* Begin SUPPLIED RECORDS *
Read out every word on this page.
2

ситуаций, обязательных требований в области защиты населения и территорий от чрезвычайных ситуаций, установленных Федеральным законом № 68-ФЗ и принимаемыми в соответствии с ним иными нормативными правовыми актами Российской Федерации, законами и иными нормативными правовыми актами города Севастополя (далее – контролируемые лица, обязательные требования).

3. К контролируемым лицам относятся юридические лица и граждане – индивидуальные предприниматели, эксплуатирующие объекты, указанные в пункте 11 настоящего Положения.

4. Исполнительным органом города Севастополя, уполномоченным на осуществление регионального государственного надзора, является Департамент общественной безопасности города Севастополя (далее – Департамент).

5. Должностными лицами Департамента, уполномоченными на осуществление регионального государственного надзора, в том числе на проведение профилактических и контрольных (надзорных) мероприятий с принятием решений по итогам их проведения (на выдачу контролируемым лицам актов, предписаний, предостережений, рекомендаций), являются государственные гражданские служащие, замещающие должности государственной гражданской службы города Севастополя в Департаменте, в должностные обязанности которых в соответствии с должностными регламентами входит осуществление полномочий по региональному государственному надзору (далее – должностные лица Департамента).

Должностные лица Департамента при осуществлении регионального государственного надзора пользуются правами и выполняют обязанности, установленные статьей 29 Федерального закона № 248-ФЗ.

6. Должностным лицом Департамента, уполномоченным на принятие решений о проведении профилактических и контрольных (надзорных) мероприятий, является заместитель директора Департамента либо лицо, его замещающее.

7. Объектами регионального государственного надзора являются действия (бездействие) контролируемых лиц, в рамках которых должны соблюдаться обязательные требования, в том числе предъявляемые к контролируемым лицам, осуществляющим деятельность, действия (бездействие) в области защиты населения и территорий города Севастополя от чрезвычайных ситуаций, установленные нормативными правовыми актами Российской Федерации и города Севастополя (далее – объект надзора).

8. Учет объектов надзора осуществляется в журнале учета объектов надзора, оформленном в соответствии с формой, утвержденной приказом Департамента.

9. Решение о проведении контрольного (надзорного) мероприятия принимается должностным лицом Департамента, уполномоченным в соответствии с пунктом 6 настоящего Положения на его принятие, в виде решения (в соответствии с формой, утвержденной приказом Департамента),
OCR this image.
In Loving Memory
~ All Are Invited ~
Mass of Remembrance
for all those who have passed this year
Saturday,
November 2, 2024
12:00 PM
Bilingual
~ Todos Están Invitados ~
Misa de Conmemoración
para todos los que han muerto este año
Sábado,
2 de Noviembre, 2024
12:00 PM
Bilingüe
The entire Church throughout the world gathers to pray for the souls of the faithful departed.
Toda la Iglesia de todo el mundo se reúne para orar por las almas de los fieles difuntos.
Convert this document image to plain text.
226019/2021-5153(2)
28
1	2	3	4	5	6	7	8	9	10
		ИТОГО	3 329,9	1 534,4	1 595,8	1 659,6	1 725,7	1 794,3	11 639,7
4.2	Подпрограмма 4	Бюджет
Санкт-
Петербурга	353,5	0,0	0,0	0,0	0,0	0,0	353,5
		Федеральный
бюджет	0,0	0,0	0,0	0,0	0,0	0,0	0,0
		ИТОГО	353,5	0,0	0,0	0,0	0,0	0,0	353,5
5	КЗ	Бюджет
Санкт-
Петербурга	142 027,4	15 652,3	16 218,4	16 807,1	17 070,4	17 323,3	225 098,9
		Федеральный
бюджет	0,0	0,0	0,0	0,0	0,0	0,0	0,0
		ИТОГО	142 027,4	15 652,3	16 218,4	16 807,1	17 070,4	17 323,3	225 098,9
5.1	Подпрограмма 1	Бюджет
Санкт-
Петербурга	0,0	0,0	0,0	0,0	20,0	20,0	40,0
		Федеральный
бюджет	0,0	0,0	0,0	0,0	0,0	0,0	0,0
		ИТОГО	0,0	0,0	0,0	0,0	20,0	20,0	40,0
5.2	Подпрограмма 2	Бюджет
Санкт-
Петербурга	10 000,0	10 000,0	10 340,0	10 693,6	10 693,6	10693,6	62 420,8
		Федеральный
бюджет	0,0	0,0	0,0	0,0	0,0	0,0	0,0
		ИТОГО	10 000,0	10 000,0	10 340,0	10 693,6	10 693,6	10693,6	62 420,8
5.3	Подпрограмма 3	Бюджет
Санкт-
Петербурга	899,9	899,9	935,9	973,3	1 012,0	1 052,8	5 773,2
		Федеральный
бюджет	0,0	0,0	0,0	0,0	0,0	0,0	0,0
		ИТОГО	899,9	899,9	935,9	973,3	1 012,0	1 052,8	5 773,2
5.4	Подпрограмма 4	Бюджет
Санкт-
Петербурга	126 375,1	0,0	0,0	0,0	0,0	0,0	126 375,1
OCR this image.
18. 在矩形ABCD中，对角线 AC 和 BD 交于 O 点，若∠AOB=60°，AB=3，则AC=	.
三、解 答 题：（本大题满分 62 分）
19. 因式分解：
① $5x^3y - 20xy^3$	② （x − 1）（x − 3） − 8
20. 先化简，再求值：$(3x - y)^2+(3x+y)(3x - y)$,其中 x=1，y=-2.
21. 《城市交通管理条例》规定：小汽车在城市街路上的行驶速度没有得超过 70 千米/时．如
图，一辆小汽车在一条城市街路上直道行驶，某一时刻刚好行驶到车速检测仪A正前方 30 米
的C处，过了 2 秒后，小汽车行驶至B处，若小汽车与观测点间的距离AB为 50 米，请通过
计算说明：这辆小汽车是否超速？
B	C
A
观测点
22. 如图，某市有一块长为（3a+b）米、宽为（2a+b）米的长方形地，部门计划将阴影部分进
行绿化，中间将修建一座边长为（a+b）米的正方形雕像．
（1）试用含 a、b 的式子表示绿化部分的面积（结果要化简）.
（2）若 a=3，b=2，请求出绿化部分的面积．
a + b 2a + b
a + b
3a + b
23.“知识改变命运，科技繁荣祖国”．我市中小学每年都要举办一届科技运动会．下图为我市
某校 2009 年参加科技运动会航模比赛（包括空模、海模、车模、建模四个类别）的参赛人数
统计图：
* End SUPPLIED RECORDS *
_INSTRUCTIONS TO FOLLOW:_ Restate the whole of the material exactly.

_THE SOLUTION:_
Read out every word on this page.
2

ситуаций, обязательных требований в области защиты населения и территорий от чрезвычайных ситуаций, установленных Федеральным законом № 68-ФЗ и принимаемыми в соответствии с ним иными нормативными правовыми актами Российской Федерации, законами и иными нормативными правовыми актами города Севастополя (далее – контролируемые лица, обязательные требования).

3. К контролируемым лицам относятся юридические лица и граждане – индивидуальные предприниматели, эксплуатирующие объекты, указанные в пункте 11 настоящего Положения.

4. Исполнительным органом города Севастополя, уполномоченным на осуществление регионального государственного надзора, является Департамент общественной безопасности города Севастополя (далее – Департамент).

5. Должностными лицами Департамента, уполномоченными на осуществление регионального государственного надзора, в том числе на проведение профилактических и контрольных (надзорных) мероприятий с принятием решений по итогам их проведения (на выдачу контролируемым лицам актов, предписаний, предостережений, рекомендаций), являются государственные гражданские служащие, замещающие должности государственной гражданской службы города Севастополя в Департаменте, в должностные обязанности которых в соответствии с должностными регламентами входит осуществление полномочий по региональному государственному надзору (далее – должностные лица Департамента).

Должностные лица Департамента при осуществлении регионального государственного надзора пользуются правами и выполняют обязанности, установленные статьей 29 Федерального закона № 248-ФЗ.

6. Должностным лицом Департамента, уполномоченным на принятие решений о проведении профилактических и контрольных (надзорных) мероприятий, является заместитель директора Департамента либо лицо, его замещающее.

7. Объектами регионального государственного надзора являются действия (бездействие) контролируемых лиц, в рамках которых должны соблюдаться обязательные требования, в том числе предъявляемые к контролируемым лицам, осуществляющим деятельность, действия (бездействие) в области защиты населения и территорий города Севастополя от чрезвычайных ситуаций, установленные нормативными правовыми актами Российской Федерации и города Севастополя (далее – объект надзора).

8. Учет объектов надзора осуществляется в журнале учета объектов надзора, оформленном в соответствии с формой, утвержденной приказом Департамента.

9. Решение о проведении контрольного (надзорного) мероприятия принимается должностным лицом Департамента, уполномоченным в соответствии с пунктом 6 настоящего Положения на его принятие, в виде решения (в соответствии с формой, утвержденной приказом Департамента),
OCR this image.
In Loving Memory
~ All Are Invited ~
Mass of Remembrance
for all those who have passed this year
Saturday,
November 2, 2024
12:00 PM
Bilingual
~ Todos Están Invitados ~
Misa de Conmemoración
para todos los que han muerto este año
Sábado,
2 de Noviembre, 2024
12:00 PM
Bilingüe
The entire Church throughout the world gathers to pray for the souls of the faithful departed.
Toda la Iglesia de todo el mundo se reúne para orar por las almas de los fieles difuntos.
Convert this document image to plain text.
226019/2021-5153(2)
28
1	2	3	4	5	6	7	8	9	10
		ИТОГО	3 329,9	1 534,4	1 595,8	1 659,6	1 725,7	1 794,3	11 639,7
4.2	Подпрограмма 4	Бюджет
Санкт-
Петербурга	353,5	0,0	0,0	0,0	0,0	0,0	353,5
		Федеральный
бюджет	0,0	0,0	0,0	0,0	0,0	0,0	0,0
		ИТОГО	353,5	0,0	0,0	0,0	0,0	0,0	353,5
5	КЗ	Бюджет
Санкт-
Петербурга	142 027,4	15 652,3	16 218,4	16 807,1	17 070,4	17 323,3	225 098,9
		Федеральный
бюджет	0,0	0,0	0,0	0,0	0,0	0,0	0,0
		ИТОГО	142 027,4	15 652,3	16 218,4	16 807,1	17 070,4	17 323,3	225 098,9
5.1	Подпрограмма 1	Бюджет
Санкт-
Петербурга	0,0	0,0	0,0	0,0	20,0	20,0	40,0
		Федеральный
бюджет	0,0	0,0	0,0	0,0	0,0	0,0	0,0
		ИТОГО	0,0	0,0	0,0	0,0	20,0	20,0	40,0
5.2	Подпрограмма 2	Бюджет
Санкт-
Петербурга	10 000,0	10 000,0	10 340,0	10 693,6	10 693,6	10693,6	62 420,8
		Федеральный
бюджет	0,0	0,0	0,0	0,0	0,0	0,0	0,0
		ИТОГО	10 000,0	10 000,0	10 340,0	10 693,6	10 693,6	10693,6	62 420,8
5.3	Подпрограмма 3	Бюджет
Санкт-
Петербурга	899,9	899,9	935,9	973,3	1 012,0	1 052,8	5 773,2
		Федеральный
бюджет	0,0	0,0	0,0	0,0	0,0	0,0	0,0
		ИТОГО	899,9	899,9	935,9	973,3	1 012,0	1 052,8	5 773,2
5.4	Подпрограмма 4	Бюджет
Санкт-
Петербурга	126 375,1	0,0	0,0	0,0	0,0	0,0	126 375,1
OCR this image.
18. 在矩形ABCD中，对角线 AC 和 BD 交于 O 点，若∠AOB=60°，AB=3，则AC=	.
三、解 答 题：（本大题满分 62 分）
19. 因式分解：
① $5x^3y - 20xy^3$	② （x − 1）（x − 3） − 8
20. 先化简，再求值：$(3x - y)^2+(3x+y)(3x - y)$,其中 x=1，y=-2.
21. 《城市交通管理条例》规定：小汽车在城市街路上的行驶速度没有得超过 70 千米/时．如
图，一辆小汽车在一条城市街路上直道行驶，某一时刻刚好行驶到车速检测仪A正前方 30 米
的C处，过了 2 秒后，小汽车行驶至B处，若小汽车与观测点间的距离AB为 50 米，请通过
计算说明：这辆小汽车是否超速？
B	C
A
观测点
22. 如图，某市有一块长为（3a+b）米、宽为（2a+b）米的长方形地，部门计划将阴影部分进
行绿化，中间将修建一座边长为（a+b）米的正方形雕像．
（1）试用含 a、b 的式子表示绿化部分的面积（结果要化简）.
（2）若 a=3，b=2，请求出绿化部分的面积．
a + b 2a + b
a + b
3a + b
23.“知识改变命运，科技繁荣祖国”．我市中小学每年都要举办一届科技运动会．下图为我市
某校 2009 年参加科技运动会航模比赛（包括空模、海模、车模、建模四个类别）的参赛人数
统计图：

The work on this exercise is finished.